WHAT TO DO: Reproduce, without changes, the part of the records that opens with their first line and closes with the line containing "623, 211, 644]", including both of those lines.

* START GIVEN INFORMATION *

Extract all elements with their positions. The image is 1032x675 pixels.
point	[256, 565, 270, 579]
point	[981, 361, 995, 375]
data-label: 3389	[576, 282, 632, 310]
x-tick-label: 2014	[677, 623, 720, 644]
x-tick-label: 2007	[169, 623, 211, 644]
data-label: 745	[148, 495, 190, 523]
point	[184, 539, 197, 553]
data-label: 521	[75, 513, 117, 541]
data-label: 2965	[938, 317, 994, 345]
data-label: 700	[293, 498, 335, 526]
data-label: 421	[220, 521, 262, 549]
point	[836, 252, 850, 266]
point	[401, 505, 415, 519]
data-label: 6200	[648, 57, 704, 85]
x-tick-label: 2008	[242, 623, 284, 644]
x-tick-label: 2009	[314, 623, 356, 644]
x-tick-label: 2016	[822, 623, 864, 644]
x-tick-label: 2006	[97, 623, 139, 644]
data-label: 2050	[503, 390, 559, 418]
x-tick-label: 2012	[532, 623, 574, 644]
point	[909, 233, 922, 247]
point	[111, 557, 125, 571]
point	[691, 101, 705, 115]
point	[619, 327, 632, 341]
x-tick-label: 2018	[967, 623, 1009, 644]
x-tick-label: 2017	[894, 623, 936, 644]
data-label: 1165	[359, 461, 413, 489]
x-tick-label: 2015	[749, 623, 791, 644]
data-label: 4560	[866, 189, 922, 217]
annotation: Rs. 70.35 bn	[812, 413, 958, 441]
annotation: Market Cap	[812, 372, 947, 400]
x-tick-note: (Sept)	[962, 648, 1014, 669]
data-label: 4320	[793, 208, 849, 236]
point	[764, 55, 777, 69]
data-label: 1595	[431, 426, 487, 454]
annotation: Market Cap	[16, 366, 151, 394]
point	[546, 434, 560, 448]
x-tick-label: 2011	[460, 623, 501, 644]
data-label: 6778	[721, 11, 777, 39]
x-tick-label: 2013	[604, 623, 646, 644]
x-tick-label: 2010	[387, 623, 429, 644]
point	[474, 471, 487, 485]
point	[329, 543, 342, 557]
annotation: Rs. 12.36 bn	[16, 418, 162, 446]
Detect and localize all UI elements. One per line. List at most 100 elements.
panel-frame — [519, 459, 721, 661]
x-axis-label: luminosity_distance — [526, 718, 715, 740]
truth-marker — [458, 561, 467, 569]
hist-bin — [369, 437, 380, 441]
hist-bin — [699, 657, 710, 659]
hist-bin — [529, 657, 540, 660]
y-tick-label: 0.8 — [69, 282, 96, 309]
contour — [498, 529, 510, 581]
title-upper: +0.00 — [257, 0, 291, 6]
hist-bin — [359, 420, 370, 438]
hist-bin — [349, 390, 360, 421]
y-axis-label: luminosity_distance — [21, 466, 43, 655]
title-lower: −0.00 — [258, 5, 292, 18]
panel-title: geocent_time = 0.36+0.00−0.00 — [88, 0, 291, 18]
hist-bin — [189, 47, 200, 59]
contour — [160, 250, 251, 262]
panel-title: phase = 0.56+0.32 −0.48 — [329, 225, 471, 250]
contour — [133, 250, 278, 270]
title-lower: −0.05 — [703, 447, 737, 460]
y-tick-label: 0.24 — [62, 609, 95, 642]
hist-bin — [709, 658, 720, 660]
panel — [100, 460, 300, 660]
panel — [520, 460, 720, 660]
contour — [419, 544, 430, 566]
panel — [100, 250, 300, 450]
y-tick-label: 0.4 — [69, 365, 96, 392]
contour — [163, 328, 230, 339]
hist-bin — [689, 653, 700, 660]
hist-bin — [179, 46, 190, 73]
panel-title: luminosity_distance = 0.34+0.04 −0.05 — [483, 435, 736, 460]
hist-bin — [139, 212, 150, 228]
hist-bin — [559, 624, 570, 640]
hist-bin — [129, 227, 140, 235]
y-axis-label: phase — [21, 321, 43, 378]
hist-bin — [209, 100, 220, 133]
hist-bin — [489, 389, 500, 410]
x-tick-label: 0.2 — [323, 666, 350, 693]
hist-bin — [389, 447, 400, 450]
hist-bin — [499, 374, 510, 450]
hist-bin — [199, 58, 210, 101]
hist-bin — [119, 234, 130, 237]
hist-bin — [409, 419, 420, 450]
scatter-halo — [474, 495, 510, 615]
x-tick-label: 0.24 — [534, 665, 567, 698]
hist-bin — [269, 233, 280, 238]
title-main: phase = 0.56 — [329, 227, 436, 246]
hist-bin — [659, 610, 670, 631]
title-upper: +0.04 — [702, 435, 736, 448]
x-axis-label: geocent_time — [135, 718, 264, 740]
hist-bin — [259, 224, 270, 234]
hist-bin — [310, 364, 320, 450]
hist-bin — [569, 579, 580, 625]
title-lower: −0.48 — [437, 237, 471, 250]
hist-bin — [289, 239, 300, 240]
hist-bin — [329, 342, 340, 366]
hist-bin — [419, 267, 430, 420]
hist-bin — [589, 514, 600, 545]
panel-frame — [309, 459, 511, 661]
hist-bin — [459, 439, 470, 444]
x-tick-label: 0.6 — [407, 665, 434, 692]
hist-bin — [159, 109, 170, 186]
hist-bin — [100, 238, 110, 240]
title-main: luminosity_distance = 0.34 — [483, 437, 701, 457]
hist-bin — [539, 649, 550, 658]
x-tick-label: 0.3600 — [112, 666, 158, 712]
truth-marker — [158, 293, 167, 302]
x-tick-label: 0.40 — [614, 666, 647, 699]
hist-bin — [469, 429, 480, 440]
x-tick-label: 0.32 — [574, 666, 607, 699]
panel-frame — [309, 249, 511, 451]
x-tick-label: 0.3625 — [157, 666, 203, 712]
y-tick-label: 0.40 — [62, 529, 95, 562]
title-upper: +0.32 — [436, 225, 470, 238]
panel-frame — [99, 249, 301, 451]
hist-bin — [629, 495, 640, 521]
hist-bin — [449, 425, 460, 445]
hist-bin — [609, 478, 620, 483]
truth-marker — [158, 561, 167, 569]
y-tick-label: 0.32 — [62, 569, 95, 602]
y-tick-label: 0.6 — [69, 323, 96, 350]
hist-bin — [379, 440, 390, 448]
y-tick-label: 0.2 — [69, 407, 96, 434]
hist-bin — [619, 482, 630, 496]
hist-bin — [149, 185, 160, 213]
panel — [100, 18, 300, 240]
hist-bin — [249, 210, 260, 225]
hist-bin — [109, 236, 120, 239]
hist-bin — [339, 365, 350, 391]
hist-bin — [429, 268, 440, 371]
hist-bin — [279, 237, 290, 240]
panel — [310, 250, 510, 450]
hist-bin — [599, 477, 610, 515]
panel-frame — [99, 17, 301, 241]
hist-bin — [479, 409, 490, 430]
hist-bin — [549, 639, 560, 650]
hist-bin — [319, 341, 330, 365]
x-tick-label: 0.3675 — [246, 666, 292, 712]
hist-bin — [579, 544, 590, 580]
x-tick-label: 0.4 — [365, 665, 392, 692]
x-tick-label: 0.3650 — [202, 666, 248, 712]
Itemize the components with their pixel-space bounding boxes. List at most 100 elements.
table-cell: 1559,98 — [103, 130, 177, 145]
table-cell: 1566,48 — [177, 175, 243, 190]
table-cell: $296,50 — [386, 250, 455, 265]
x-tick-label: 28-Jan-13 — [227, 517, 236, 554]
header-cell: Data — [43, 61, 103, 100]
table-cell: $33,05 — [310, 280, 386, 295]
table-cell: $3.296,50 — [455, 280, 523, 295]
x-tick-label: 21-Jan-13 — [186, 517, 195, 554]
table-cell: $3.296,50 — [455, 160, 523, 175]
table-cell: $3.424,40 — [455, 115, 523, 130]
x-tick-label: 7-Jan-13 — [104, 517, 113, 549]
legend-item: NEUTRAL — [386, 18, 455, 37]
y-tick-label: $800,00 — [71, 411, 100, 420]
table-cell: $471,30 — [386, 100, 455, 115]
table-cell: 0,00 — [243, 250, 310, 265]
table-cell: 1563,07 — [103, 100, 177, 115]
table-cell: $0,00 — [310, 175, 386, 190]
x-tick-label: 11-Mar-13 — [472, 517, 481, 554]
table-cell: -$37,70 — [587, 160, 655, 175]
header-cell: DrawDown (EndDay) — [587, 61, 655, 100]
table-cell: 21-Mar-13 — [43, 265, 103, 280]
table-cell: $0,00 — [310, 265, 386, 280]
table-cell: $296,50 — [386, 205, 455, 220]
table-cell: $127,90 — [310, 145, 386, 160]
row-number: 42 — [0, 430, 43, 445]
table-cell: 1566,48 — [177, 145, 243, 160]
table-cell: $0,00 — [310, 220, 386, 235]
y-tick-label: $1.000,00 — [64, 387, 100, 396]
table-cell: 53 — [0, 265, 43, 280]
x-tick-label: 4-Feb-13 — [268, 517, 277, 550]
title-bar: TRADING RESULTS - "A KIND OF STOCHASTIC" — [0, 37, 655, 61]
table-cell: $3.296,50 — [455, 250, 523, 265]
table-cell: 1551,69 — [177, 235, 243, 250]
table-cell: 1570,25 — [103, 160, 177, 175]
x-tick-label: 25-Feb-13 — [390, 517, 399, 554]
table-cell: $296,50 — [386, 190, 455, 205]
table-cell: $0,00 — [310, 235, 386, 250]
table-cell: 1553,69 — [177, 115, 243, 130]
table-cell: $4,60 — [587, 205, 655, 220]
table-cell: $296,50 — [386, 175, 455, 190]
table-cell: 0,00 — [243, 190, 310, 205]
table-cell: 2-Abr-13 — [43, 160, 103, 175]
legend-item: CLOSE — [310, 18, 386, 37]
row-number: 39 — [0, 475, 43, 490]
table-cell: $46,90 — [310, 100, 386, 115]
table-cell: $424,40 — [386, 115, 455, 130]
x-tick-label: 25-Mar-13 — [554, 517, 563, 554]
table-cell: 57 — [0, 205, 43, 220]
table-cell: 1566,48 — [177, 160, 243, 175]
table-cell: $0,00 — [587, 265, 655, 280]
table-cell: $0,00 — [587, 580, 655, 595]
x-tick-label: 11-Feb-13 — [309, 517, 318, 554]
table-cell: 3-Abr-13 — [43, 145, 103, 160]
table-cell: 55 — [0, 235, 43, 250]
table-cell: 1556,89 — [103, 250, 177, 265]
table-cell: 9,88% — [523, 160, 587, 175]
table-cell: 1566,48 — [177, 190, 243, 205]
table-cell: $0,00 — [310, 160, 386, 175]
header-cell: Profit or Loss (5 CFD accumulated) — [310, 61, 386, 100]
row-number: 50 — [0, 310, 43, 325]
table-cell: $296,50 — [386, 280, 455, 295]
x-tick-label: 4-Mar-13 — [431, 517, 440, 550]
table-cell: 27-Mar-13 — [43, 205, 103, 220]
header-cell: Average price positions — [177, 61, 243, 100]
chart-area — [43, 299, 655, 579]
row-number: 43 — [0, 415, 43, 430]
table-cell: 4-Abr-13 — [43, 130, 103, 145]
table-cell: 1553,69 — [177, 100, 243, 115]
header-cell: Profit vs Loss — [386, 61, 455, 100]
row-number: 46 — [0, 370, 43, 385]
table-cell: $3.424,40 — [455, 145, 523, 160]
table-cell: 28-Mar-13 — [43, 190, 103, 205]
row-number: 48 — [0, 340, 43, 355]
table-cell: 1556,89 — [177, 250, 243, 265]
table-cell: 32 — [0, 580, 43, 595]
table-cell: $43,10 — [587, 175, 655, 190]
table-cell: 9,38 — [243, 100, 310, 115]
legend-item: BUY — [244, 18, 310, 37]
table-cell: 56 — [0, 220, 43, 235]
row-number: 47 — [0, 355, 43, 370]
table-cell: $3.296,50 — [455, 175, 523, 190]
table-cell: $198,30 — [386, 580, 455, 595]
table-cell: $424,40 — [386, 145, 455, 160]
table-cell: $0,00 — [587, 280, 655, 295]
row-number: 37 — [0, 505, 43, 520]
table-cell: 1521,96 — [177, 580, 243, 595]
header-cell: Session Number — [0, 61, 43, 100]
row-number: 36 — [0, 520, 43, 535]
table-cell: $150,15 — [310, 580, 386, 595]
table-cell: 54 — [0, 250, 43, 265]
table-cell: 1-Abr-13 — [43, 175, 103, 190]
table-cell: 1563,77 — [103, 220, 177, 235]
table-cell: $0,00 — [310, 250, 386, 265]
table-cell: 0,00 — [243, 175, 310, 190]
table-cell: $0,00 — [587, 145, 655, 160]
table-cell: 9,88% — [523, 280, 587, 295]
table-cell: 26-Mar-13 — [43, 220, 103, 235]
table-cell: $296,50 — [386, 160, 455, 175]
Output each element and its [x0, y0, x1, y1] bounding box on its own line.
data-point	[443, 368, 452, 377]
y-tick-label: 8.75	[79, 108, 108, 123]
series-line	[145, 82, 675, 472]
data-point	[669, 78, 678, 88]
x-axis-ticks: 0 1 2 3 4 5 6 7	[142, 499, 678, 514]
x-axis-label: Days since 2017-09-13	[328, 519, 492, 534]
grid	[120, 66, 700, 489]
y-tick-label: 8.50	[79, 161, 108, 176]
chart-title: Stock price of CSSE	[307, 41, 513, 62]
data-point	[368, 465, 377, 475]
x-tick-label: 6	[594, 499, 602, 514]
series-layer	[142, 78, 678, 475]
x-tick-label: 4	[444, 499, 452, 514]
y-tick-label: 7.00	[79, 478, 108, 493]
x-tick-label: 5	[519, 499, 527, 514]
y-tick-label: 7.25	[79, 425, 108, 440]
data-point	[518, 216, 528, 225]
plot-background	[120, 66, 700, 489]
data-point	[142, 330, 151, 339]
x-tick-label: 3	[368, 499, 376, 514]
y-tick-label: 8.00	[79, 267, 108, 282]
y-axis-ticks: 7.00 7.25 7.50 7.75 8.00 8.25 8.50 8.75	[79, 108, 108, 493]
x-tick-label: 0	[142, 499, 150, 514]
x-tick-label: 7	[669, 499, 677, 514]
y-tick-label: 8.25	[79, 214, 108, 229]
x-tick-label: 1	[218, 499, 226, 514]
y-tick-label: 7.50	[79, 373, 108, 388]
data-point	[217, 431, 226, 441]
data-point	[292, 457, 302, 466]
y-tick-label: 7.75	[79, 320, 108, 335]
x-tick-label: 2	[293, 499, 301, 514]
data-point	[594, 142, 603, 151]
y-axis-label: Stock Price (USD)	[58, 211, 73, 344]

* END GIVEN INFORMATION *

TASK RESULT:
Extract all elements with their positions. The image is 1032x675 pixels.
point	[256, 565, 270, 579]
point	[981, 361, 995, 375]
data-label: 3389	[576, 282, 632, 310]
x-tick-label: 2014	[677, 623, 720, 644]
x-tick-label: 2007	[169, 623, 211, 644]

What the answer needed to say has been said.